§ **TASK STATEMENT**: In full and without deviation, write out the entries that follow.

§ **MATERIAL FOR THIS EXERCISE**:

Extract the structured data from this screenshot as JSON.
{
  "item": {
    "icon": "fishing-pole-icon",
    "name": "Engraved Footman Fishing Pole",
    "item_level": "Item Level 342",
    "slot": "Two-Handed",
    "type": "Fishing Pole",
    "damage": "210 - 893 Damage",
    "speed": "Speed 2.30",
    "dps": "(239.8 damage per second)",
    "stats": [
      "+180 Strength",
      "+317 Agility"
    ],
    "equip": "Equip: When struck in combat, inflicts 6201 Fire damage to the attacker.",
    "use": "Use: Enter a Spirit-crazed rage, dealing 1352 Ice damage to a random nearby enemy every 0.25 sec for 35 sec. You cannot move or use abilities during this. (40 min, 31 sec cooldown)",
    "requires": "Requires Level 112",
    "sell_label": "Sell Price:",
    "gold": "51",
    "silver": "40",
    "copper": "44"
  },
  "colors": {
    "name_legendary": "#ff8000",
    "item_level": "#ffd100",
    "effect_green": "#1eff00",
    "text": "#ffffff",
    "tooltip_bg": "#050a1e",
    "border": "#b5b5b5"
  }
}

§ **RESPONSE BELOW**:
Extract the structured data from this screenshot as JSON.
{
  "item": {
    "icon": "fishing-pole-icon",
    "name": "Engraved Footman Fishing Pole",
    "item_level": "Item Level 342",
    "slot": "Two-Handed",
    "type": "Fishing Pole",
    "damage": "210 - 893 Damage",
    "speed": "Speed 2.30",
    "dps": "(239.8 damage per second)",
    "stats": [
      "+180 Strength",
      "+317 Agility"
    ],
    "equip": "Equip: When struck in combat, inflicts 6201 Fire damage to the attacker.",
    "use": "Use: Enter a Spirit-crazed rage, dealing 1352 Ice damage to a random nearby enemy every 0.25 sec for 35 sec. You cannot move or use abilities during this. (40 min, 31 sec cooldown)",
    "requires": "Requires Level 112",
    "sell_label": "Sell Price:",
    "gold": "51",
    "silver": "40",
    "copper": "44"
  },
  "colors": {
    "name_legendary": "#ff8000",
    "item_level": "#ffd100",
    "effect_green": "#1eff00",
    "text": "#ffffff",
    "tooltip_bg": "#050a1e",
    "border": "#b5b5b5"
  }
}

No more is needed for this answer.